### Required work
Transcribe the listing word for word.
--- BEGIN Source data ---
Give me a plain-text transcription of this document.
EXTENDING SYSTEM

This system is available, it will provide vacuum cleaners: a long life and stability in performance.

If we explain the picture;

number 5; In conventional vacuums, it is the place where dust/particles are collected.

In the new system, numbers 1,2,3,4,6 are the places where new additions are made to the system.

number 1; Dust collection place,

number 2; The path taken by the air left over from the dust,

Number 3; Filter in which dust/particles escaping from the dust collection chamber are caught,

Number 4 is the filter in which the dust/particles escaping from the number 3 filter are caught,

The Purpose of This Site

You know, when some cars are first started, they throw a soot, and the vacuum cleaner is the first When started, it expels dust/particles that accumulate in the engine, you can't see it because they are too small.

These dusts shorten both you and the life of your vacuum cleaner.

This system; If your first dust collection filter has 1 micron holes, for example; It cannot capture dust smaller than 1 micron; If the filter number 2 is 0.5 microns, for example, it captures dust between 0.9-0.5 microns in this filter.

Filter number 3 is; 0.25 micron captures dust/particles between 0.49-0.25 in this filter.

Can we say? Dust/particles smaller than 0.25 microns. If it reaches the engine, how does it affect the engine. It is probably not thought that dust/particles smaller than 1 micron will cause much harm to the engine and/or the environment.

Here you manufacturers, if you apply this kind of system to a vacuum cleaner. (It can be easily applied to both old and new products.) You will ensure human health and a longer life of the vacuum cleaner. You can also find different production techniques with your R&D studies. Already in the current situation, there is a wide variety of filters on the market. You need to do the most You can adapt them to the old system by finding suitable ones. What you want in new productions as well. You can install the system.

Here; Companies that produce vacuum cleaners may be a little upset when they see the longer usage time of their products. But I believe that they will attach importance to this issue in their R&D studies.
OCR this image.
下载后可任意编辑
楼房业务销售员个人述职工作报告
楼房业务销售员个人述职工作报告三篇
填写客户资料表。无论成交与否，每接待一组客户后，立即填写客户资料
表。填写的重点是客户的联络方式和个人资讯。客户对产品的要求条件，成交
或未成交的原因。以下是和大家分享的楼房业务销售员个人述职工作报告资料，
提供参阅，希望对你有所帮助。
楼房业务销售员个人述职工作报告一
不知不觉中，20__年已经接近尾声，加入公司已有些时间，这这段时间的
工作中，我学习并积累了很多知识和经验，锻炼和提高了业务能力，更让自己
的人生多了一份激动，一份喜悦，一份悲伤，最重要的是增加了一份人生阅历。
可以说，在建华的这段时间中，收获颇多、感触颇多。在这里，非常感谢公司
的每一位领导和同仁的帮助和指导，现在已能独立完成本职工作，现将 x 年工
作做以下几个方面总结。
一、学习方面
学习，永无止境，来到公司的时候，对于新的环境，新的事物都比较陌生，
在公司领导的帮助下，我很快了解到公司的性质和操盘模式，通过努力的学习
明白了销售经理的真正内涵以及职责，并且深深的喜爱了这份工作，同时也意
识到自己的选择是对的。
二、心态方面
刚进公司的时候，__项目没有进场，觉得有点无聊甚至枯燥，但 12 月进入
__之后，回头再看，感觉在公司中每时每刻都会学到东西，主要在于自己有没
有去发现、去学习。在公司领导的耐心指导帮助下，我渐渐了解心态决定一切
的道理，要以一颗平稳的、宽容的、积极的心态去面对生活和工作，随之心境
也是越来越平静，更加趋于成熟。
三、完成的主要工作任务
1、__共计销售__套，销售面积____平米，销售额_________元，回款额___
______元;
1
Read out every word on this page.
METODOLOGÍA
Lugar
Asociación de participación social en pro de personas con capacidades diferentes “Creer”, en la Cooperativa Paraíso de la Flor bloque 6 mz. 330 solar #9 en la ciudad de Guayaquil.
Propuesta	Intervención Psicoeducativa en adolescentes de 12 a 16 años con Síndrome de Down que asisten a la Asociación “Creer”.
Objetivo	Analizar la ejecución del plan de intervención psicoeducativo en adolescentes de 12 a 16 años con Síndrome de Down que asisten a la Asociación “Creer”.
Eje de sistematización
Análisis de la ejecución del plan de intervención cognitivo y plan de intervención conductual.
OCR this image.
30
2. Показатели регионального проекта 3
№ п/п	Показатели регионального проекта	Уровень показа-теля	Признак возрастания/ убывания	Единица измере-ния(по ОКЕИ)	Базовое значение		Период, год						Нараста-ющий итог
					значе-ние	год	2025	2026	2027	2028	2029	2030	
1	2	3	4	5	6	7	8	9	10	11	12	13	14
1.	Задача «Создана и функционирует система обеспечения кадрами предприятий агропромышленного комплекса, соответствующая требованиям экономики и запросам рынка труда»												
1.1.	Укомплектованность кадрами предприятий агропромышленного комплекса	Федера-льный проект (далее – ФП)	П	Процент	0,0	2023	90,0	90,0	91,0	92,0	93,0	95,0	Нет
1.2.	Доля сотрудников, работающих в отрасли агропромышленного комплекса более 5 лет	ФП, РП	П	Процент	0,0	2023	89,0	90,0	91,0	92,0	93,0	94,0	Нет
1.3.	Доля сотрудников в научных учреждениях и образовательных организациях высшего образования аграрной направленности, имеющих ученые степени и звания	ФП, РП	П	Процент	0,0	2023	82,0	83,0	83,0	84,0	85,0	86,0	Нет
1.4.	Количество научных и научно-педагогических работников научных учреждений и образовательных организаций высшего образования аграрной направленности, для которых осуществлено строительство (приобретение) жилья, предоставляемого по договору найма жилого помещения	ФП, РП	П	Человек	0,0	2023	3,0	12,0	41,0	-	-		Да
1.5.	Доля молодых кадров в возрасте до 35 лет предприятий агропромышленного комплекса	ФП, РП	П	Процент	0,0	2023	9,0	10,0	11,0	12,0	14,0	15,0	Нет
--- END Source data ---
### Task solution
Give me a plain-text transcription of this document.
EXTENDING SYSTEM

This system is available, it will provide vacuum cleaners: a long life and stability in performance.

If we explain the picture;

number 5; In conventional vacuums, it is the place where dust/particles are collected.

In the new system, numbers 1,2,3,4,6 are the places where new additions are made to the system.

number 1; Dust collection place,

number 2; The path taken by the air left over from the dust,

Number 3; Filter in which dust/particles escaping from the dust collection chamber are caught,

Number 4 is the filter in which the dust/particles escaping from the number 3 filter are caught,

The Purpose of This Site

You know, when some cars are first started, they throw a soot, and the vacuum cleaner is the first When started, it expels dust/particles that accumulate in the engine, you can't see it because they are too small.

These dusts shorten both you and the life of your vacuum cleaner.

This system; If your first dust collection filter has 1 micron holes, for example; It cannot capture dust smaller than 1 micron; If the filter number 2 is 0.5 microns, for example, it captures dust between 0.9-0.5 microns in this filter.

Filter number 3 is; 0.25 micron captures dust/particles between 0.49-0.25 in this filter.

Can we say? Dust/particles smaller than 0.25 microns. If it reaches the engine, how does it affect the engine. It is probably not thought that dust/particles smaller than 1 micron will cause much harm to the engine and/or the environment.

Here you manufacturers, if you apply this kind of system to a vacuum cleaner. (It can be easily applied to both old and new products.) You will ensure human health and a longer life of the vacuum cleaner. You can also find different production techniques with your R&D studies. Already in the current situation, there is a wide variety of filters on the market. You need to do the most You can adapt them to the old system by finding suitable ones. What you want in new productions as well. You can install the system.

Here; Companies that produce vacuum cleaners may be a little upset when they see the longer usage time of their products. But I believe that they will attach importance to this issue in their R&D studies.
OCR this image.
下载后可任意编辑
楼房业务销售员个人述职工作报告
楼房业务销售员个人述职工作报告三篇
填写客户资料表。无论成交与否，每接待一组客户后，立即填写客户资料
表。填写的重点是客户的联络方式和个人资讯。客户对产品的要求条件，成交
或未成交的原因。以下是和大家分享的楼房业务销售员个人述职工作报告资料，
提供参阅，希望对你有所帮助。
楼房业务销售员个人述职工作报告一
不知不觉中，20__年已经接近尾声，加入公司已有些时间，这这段时间的
工作中，我学习并积累了很多知识和经验，锻炼和提高了业务能力，更让自己
的人生多了一份激动，一份喜悦，一份悲伤，最重要的是增加了一份人生阅历。
可以说，在建华的这段时间中，收获颇多、感触颇多。在这里，非常感谢公司
的每一位领导和同仁的帮助和指导，现在已能独立完成本职工作，现将 x 年工
作做以下几个方面总结。
一、学习方面
学习，永无止境，来到公司的时候，对于新的环境，新的事物都比较陌生，
在公司领导的帮助下，我很快了解到公司的性质和操盘模式，通过努力的学习
明白了销售经理的真正内涵以及职责，并且深深的喜爱了这份工作，同时也意
识到自己的选择是对的。
二、心态方面
刚进公司的时候，__项目没有进场，觉得有点无聊甚至枯燥，但 12 月进入
__之后，回头再看，感觉在公司中每时每刻都会学到东西，主要在于自己有没
有去发现、去学习。在公司领导的耐心指导帮助下，我渐渐了解心态决定一切
的道理，要以一颗平稳的、宽容的、积极的心态去面对生活和工作，随之心境
也是越来越平静，更加趋于成熟。
三、完成的主要工作任务
1、__共计销售__套，销售面积____平米，销售额_________元，回款额___
______元;
1
Read out every word on this page.
METODOLOGÍA
Lugar
Asociación de participación social en pro de personas con capacidades diferentes “Creer”, en la Cooperativa Paraíso de la Flor bloque 6 mz. 330 solar #9 en la ciudad de Guayaquil.
Propuesta	Intervención Psicoeducativa en adolescentes de 12 a 16 años con Síndrome de Down que asisten a la Asociación “Creer”.
Objetivo	Analizar la ejecución del plan de intervención psicoeducativo en adolescentes de 12 a 16 años con Síndrome de Down que asisten a la Asociación “Creer”.
Eje de sistematización
Análisis de la ejecución del plan de intervención cognitivo y plan de intervención conductual.
OCR this image.
30
2. Показатели регионального проекта 3
№ п/п	Показатели регионального проекта	Уровень показа-теля	Признак возрастания/ убывания	Единица измере-ния(по ОКЕИ)	Базовое значение		Период, год						Нараста-ющий итог
					значе-ние	год	2025	2026	2027	2028	2029	2030	
1	2	3	4	5	6	7	8	9	10	11	12	13	14
1.	Задача «Создана и функционирует система обеспечения кадрами предприятий агропромышленного комплекса, соответствующая требованиям экономики и запросам рынка труда»												
1.1.	Укомплектованность кадрами предприятий агропромышленного комплекса	Федера-льный проект (далее – ФП)	П	Процент	0,0	2023	90,0	90,0	91,0	92,0	93,0	95,0	Нет
1.2.	Доля сотрудников, работающих в отрасли агропромышленного комплекса более 5 лет	ФП, РП	П	Процент	0,0	2023	89,0	90,0	91,0	92,0	93,0	94,0	Нет
1.3.	Доля сотрудников в научных учреждениях и образовательных организациях высшего образования аграрной направленности, имеющих ученые степени и звания	ФП, РП	П	Процент	0,0	2023	82,0	83,0	83,0	84,0	85,0	86,0	Нет
1.4.	Количество научных и научно-педагогических работников научных учреждений и образовательных организаций высшего образования аграрной направленности, для которых осуществлено строительство (приобретение) жилья, предоставляемого по договору найма жилого помещения	ФП, РП	П	Человек	0,0	2023	3,0	12,0	41,0	-	-		Да
1.5.	Доля молодых кадров в возрасте до 35 лет предприятий агропромышленного комплекса	ФП, РП	П	Процент	0,0	2023	9,0	10,0	11,0	12,0	14,0	15,0	Нет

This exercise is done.